• SUPPLIED DATA:
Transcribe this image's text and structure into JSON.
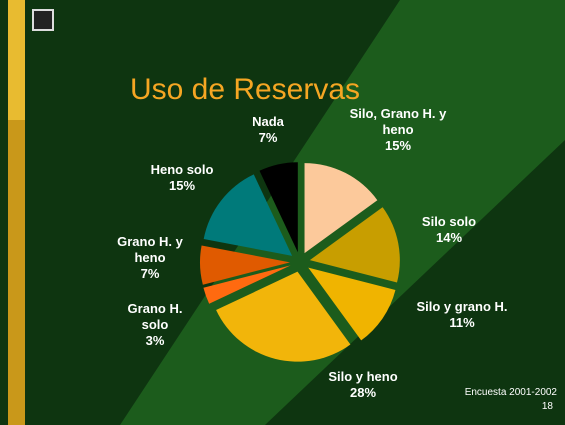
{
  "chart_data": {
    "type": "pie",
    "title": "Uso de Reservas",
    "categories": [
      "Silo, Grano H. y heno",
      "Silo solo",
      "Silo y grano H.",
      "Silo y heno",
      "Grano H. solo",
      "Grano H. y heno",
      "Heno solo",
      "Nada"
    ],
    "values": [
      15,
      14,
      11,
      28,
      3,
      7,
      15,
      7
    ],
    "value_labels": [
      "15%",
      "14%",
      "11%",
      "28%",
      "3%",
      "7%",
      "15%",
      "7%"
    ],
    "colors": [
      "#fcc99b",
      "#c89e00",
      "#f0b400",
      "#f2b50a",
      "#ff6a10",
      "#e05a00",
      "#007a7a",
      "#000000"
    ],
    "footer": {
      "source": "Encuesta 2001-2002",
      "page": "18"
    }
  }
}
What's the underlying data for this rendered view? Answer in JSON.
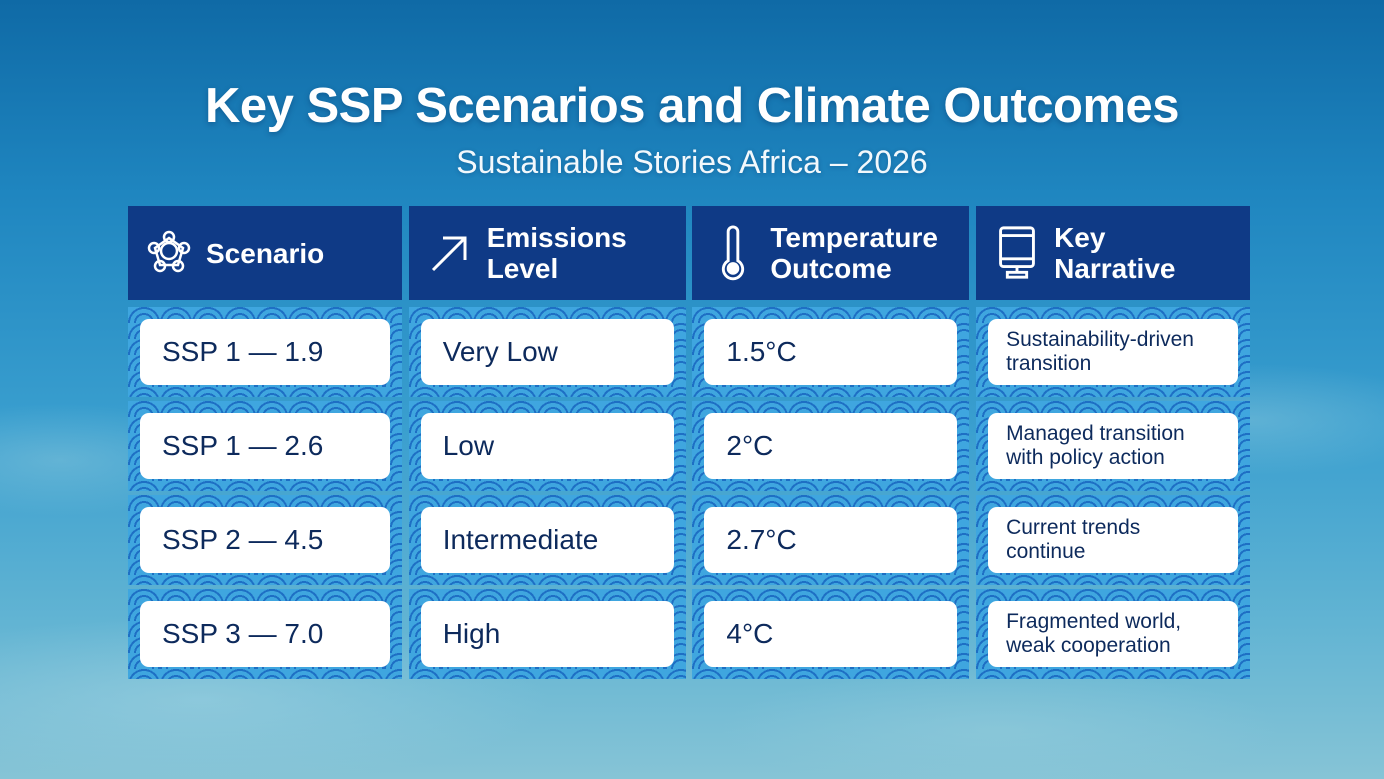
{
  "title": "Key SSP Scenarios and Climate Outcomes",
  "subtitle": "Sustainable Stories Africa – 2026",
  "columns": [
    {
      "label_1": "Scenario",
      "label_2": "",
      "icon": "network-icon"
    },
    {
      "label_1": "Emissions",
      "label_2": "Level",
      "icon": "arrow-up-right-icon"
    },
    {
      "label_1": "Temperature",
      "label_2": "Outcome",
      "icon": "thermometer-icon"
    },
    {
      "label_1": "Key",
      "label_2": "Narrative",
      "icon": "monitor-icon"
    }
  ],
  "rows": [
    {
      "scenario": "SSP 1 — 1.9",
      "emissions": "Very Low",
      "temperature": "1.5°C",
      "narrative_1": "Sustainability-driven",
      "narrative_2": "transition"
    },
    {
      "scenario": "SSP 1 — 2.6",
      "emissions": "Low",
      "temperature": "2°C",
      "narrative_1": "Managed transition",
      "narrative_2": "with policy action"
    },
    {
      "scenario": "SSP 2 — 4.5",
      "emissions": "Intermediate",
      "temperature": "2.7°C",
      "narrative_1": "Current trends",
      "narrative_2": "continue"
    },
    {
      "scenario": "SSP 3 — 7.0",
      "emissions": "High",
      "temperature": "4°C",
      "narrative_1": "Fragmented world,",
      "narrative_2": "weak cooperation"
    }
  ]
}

• WHAT YOU SHOULD DO: Reproduce every line from the entries that holds the word "icon".

• RESPONSE BELOW:
      "icon": "network-icon"
      "icon": "arrow-up-right-icon"
      "icon": "thermometer-icon"
      "icon": "monitor-icon"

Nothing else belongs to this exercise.